*Requirement*
Start with the line containing "What text is on this page?" and write out each line through the end of the listing, exactly as given.

*Task material*
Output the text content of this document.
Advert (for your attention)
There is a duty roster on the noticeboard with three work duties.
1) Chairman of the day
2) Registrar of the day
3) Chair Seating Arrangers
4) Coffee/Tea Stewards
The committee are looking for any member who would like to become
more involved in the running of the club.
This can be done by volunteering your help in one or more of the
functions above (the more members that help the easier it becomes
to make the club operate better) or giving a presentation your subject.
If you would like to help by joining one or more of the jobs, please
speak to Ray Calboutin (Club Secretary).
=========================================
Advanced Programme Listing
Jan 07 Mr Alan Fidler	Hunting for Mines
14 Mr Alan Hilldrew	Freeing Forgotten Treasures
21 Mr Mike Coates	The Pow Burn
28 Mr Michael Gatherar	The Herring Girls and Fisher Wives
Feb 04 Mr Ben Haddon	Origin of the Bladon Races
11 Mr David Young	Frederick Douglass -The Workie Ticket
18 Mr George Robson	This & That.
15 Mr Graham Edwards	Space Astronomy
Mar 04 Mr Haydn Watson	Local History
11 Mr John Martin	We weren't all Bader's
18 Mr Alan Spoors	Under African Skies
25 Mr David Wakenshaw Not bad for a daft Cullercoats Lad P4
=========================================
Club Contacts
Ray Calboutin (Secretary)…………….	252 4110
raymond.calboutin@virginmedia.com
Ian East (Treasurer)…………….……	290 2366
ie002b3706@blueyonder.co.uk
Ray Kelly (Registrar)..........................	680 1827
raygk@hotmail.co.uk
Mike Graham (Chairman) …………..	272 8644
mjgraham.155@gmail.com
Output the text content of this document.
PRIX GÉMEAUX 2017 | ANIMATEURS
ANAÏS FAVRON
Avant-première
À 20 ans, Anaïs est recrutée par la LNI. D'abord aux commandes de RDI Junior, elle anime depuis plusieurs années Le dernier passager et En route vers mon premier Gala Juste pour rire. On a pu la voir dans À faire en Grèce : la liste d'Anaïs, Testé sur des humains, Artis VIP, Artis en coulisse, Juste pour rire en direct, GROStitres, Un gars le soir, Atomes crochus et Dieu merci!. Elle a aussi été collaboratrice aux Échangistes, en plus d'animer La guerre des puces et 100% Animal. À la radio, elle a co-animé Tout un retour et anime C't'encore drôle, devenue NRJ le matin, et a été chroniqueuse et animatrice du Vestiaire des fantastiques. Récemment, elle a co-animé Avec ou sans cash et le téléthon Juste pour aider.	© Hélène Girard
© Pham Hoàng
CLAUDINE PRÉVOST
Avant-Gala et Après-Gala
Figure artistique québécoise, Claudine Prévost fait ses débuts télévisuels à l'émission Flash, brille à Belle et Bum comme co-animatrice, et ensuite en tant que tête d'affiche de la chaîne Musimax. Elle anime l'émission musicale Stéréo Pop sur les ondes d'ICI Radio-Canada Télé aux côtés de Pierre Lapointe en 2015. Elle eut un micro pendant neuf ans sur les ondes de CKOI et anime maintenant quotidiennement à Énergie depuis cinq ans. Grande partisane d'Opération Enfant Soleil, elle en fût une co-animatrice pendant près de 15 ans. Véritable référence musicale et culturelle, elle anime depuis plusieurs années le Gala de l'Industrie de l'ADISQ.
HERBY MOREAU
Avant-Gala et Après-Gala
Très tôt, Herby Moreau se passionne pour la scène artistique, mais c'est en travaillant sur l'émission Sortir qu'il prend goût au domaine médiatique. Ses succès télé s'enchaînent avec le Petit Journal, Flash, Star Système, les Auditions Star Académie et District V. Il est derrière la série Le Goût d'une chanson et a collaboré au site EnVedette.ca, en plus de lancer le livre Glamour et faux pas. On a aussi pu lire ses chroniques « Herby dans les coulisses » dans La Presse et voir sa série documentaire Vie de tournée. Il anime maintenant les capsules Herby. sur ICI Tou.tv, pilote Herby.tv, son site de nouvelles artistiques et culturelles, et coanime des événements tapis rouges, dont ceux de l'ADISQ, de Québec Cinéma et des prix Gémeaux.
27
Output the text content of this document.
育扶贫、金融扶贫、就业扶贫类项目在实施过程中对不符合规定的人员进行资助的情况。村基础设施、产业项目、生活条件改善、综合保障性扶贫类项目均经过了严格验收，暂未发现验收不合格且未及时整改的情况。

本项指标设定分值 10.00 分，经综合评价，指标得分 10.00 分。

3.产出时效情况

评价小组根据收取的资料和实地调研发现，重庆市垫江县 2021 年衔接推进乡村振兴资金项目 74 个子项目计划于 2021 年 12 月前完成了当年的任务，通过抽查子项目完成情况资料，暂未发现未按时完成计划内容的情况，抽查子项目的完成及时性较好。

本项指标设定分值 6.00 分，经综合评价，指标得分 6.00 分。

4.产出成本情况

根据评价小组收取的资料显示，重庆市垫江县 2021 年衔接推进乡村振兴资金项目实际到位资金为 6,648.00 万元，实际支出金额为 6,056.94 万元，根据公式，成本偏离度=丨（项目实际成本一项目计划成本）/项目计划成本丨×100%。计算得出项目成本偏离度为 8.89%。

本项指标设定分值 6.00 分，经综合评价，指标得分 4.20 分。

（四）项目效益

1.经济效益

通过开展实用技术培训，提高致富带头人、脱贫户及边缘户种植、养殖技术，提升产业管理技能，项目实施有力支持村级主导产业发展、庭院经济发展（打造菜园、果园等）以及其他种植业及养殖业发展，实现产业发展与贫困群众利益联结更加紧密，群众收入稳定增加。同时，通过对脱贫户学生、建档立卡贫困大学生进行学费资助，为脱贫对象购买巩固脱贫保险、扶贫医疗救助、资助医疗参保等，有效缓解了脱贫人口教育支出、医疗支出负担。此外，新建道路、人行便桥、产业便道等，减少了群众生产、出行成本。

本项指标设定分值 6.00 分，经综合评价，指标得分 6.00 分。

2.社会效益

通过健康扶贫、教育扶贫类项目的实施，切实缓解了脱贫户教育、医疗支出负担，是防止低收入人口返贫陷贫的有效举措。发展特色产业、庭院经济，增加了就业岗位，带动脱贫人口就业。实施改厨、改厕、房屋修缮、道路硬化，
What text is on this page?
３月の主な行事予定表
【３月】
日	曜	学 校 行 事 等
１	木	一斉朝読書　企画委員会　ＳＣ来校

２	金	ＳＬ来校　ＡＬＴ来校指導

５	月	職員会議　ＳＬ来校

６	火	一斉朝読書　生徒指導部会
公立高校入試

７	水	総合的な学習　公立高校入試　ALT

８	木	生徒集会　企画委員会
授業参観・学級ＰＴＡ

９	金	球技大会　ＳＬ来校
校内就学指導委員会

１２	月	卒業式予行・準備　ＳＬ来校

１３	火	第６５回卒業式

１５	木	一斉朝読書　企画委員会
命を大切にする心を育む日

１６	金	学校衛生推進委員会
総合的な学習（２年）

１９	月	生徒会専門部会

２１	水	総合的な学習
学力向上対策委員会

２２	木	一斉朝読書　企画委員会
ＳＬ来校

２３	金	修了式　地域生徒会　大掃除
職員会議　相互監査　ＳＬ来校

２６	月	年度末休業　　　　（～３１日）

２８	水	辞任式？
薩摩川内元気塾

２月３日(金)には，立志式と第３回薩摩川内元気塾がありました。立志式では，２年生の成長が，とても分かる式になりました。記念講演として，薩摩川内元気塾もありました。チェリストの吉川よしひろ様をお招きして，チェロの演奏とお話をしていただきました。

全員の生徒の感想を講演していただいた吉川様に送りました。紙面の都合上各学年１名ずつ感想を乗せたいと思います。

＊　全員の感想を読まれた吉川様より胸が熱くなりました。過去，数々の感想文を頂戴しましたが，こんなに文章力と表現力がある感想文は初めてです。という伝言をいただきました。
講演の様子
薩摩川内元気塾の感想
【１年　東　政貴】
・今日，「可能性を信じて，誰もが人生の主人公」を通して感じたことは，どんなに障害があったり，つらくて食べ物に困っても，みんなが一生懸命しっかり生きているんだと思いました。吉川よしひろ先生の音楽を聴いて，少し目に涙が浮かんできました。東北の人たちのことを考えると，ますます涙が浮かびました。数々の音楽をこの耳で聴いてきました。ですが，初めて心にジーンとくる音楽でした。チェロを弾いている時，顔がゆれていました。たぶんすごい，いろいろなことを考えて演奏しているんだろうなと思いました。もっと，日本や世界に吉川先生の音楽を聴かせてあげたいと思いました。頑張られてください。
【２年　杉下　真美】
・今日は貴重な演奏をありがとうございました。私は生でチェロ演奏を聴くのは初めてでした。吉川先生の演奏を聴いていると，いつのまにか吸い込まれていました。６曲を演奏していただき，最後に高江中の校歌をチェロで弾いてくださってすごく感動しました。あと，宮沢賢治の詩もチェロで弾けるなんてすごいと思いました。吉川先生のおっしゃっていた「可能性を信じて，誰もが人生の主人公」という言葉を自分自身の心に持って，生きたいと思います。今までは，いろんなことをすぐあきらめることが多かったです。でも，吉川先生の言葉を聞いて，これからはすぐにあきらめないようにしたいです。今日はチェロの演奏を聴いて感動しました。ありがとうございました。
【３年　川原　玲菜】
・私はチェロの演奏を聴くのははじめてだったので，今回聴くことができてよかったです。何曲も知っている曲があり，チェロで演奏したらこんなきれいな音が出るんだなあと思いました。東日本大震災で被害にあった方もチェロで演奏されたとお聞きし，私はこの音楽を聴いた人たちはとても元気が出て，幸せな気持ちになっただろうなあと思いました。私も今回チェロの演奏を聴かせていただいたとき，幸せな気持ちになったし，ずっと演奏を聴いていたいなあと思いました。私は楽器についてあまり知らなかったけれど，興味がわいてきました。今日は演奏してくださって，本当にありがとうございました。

*Response to the task*
What text is on this page?
３月の主な行事予定表
【３月】
日	曜	学 校 行 事 等
１	木	一斉朝読書　企画委員会　ＳＣ来校

２	金	ＳＬ来校　ＡＬＴ来校指導

５	月	職員会議　ＳＬ来校

６	火	一斉朝読書　生徒指導部会
公立高校入試

７	水	総合的な学習　公立高校入試　ALT

８	木	生徒集会　企画委員会
授業参観・学級ＰＴＡ

９	金	球技大会　ＳＬ来校
校内就学指導委員会

１２	月	卒業式予行・準備　ＳＬ来校

１３	火	第６５回卒業式

１５	木	一斉朝読書　企画委員会
命を大切にする心を育む日

１６	金	学校衛生推進委員会
総合的な学習（２年）

１９	月	生徒会専門部会

２１	水	総合的な学習
学力向上対策委員会

２２	木	一斉朝読書　企画委員会
ＳＬ来校

２３	金	修了式　地域生徒会　大掃除
職員会議　相互監査　ＳＬ来校

２６	月	年度末休業　　　　（～３１日）

２８	水	辞任式？
薩摩川内元気塾

２月３日(金)には，立志式と第３回薩摩川内元気塾がありました。立志式では，２年生の成長が，とても分かる式になりました。記念講演として，薩摩川内元気塾もありました。チェリストの吉川よしひろ様をお招きして，チェロの演奏とお話をしていただきました。

全員の生徒の感想を講演していただいた吉川様に送りました。紙面の都合上各学年１名ずつ感想を乗せたいと思います。

＊　全員の感想を読まれた吉川様より胸が熱くなりました。過去，数々の感想文を頂戴しましたが，こんなに文章力と表現力がある感想文は初めてです。という伝言をいただきました。
講演の様子
薩摩川内元気塾の感想
【１年　東　政貴】
・今日，「可能性を信じて，誰もが人生の主人公」を通して感じたことは，どんなに障害があったり，つらくて食べ物に困っても，みんなが一生懸命しっかり生きているんだと思いました。吉川よしひろ先生の音楽を聴いて，少し目に涙が浮かんできました。東北の人たちのことを考えると，ますます涙が浮かびました。数々の音楽をこの耳で聴いてきました。ですが，初めて心にジーンとくる音楽でした。チェロを弾いている時，顔がゆれていました。たぶんすごい，いろいろなことを考えて演奏しているんだろうなと思いました。もっと，日本や世界に吉川先生の音楽を聴かせてあげたいと思いました。頑張られてください。
【２年　杉下　真美】
・今日は貴重な演奏をありがとうございました。私は生でチェロ演奏を聴くのは初めてでした。吉川先生の演奏を聴いていると，いつのまにか吸い込まれていました。６曲を演奏していただき，最後に高江中の校歌をチェロで弾いてくださってすごく感動しました。あと，宮沢賢治の詩もチェロで弾けるなんてすごいと思いました。吉川先生のおっしゃっていた「可能性を信じて，誰もが人生の主人公」という言葉を自分自身の心に持って，生きたいと思います。今までは，いろんなことをすぐあきらめることが多かったです。でも，吉川先生の言葉を聞いて，これからはすぐにあきらめないようにしたいです。今日はチェロの演奏を聴いて感動しました。ありがとうございました。
【３年　川原　玲菜】
・私はチェロの演奏を聴くのははじめてだったので，今回聴くことができてよかったです。何曲も知っている曲があり，チェロで演奏したらこんなきれいな音が出るんだなあと思いました。東日本大震災で被害にあった方もチェロで演奏されたとお聞きし，私はこの音楽を聴いた人たちはとても元気が出て，幸せな気持ちになっただろうなあと思いました。私も今回チェロの演奏を聴かせていただいたとき，幸せな気持ちになったし，ずっと演奏を聴いていたいなあと思いました。私は楽器についてあまり知らなかったけれど，興味がわいてきました。今日は演奏してくださって，本当にありがとうございました。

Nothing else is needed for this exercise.